(Dataset items)
-- -- --
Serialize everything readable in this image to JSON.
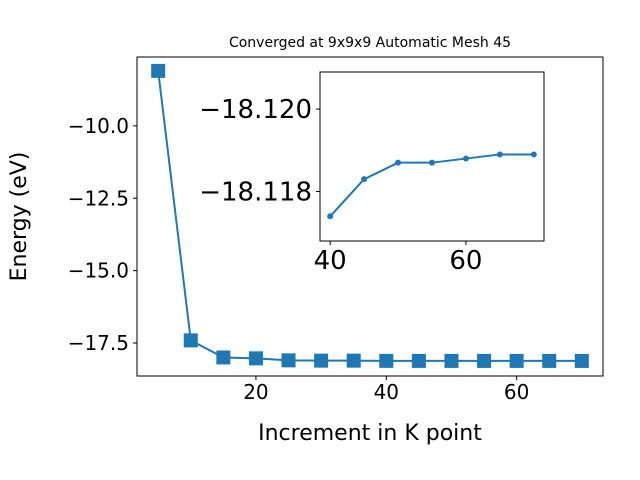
{
  "chart_data": [
    {
      "type": "line",
      "title": "Converged at 9x9x9 Automatic Mesh 45",
      "x_label": "Increment in K point",
      "y_label": "Energy (eV)",
      "x": [
        5,
        10,
        15,
        20,
        25,
        30,
        35,
        40,
        45,
        50,
        55,
        60,
        65,
        70
      ],
      "series": [
        {
          "color": "#1f77b4",
          "marker": "square",
          "values": [
            -8.1,
            -17.41,
            -18.0,
            -18.03,
            -18.1,
            -18.11,
            -18.11,
            -18.1174,
            -18.1183,
            -18.1187,
            -18.1187,
            -18.1188,
            -18.1189,
            -18.1189
          ]
        }
      ],
      "xlim": [
        1.75,
        73.25
      ],
      "xticks": [
        20,
        40,
        60
      ],
      "ylim": [
        -18.64,
        -7.62
      ],
      "yticks": [
        {
          "value": -10.0,
          "label": "−10.0"
        },
        {
          "value": -12.5,
          "label": "−12.5"
        },
        {
          "value": -15.0,
          "label": "−15.0"
        },
        {
          "value": -17.5,
          "label": "−17.5"
        }
      ]
    },
    {
      "type": "line",
      "x": [
        40,
        45,
        50,
        55,
        60,
        65,
        70
      ],
      "series": [
        {
          "color": "#1f77b4",
          "marker": "circle",
          "values": [
            -18.1174,
            -18.1183,
            -18.1187,
            -18.1187,
            -18.1188,
            -18.1189,
            -18.1189
          ]
        }
      ],
      "xlim": [
        38.5,
        71.5
      ],
      "xticks": [
        40,
        60
      ],
      "ylim": [
        -18.1168,
        -18.1209
      ],
      "yticks": [
        {
          "value": -18.12,
          "label": "−18.120"
        },
        {
          "value": -18.118,
          "label": "−18.118"
        }
      ]
    }
  ]
}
-- -- --
Written instruction: Without the pictures, restate all the entries above exactly.

Task response:
Serialize everything readable in this image to JSON.
{
  "chart_data": [
    {
      "type": "line",
      "title": "Converged at 9x9x9 Automatic Mesh 45",
      "x_label": "Increment in K point",
      "y_label": "Energy (eV)",
      "x": [
        5,
        10,
        15,
        20,
        25,
        30,
        35,
        40,
        45,
        50,
        55,
        60,
        65,
        70
      ],
      "series": [
        {
          "color": "#1f77b4",
          "marker": "square",
          "values": [
            -8.1,
            -17.41,
            -18.0,
            -18.03,
            -18.1,
            -18.11,
            -18.11,
            -18.1174,
            -18.1183,
            -18.1187,
            -18.1187,
            -18.1188,
            -18.1189,
            -18.1189
          ]
        }
      ],
      "xlim": [
        1.75,
        73.25
      ],
      "xticks": [
        20,
        40,
        60
      ],
      "ylim": [
        -18.64,
        -7.62
      ],
      "yticks": [
        {
          "value": -10.0,
          "label": "−10.0"
        },
        {
          "value": -12.5,
          "label": "−12.5"
        },
        {
          "value": -15.0,
          "label": "−15.0"
        },
        {
          "value": -17.5,
          "label": "−17.5"
        }
      ]
    },
    {
      "type": "line",
      "x": [
        40,
        45,
        50,
        55,
        60,
        65,
        70
      ],
      "series": [
        {
          "color": "#1f77b4",
          "marker": "circle",
          "values": [
            -18.1174,
            -18.1183,
            -18.1187,
            -18.1187,
            -18.1188,
            -18.1189,
            -18.1189
          ]
        }
      ],
      "xlim": [
        38.5,
        71.5
      ],
      "xticks": [
        40,
        60
      ],
      "ylim": [
        -18.1168,
        -18.1209
      ],
      "yticks": [
        {
          "value": -18.12,
          "label": "−18.120"
        },
        {
          "value": -18.118,
          "label": "−18.118"
        }
      ]
    }
  ]
}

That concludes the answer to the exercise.